TASK GOAL:
Where a line below holds the string "Output", copy that line.

Extracted data entries
* Begin *
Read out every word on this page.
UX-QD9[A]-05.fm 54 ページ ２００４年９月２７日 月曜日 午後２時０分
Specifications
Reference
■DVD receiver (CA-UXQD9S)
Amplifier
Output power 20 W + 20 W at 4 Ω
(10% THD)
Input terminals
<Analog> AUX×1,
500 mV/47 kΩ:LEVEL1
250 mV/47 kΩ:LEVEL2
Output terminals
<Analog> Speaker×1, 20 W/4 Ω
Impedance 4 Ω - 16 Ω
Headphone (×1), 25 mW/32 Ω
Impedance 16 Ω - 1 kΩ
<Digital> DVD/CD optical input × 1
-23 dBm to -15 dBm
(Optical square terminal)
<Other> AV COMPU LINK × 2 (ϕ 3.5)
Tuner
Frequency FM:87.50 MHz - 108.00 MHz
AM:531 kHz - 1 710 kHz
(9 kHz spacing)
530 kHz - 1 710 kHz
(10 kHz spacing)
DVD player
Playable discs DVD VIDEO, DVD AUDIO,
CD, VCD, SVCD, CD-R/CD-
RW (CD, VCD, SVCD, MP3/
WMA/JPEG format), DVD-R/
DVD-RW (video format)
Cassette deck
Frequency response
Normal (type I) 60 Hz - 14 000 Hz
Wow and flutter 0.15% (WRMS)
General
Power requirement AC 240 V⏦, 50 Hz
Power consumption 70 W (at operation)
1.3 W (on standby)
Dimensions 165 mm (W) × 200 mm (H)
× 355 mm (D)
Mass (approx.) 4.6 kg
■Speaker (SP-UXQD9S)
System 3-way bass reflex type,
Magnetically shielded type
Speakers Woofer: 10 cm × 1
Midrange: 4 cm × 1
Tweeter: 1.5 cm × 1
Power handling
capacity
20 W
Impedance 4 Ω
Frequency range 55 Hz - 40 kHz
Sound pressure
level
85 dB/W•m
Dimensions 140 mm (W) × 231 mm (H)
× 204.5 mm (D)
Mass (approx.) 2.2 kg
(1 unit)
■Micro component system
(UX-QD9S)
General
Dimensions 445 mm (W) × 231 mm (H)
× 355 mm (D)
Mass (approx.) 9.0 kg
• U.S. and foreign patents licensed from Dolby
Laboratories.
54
* End *
SOLUTION TO THIS PROBLEM:
Output power 20 W + 20 W at 4 Ω
Output terminals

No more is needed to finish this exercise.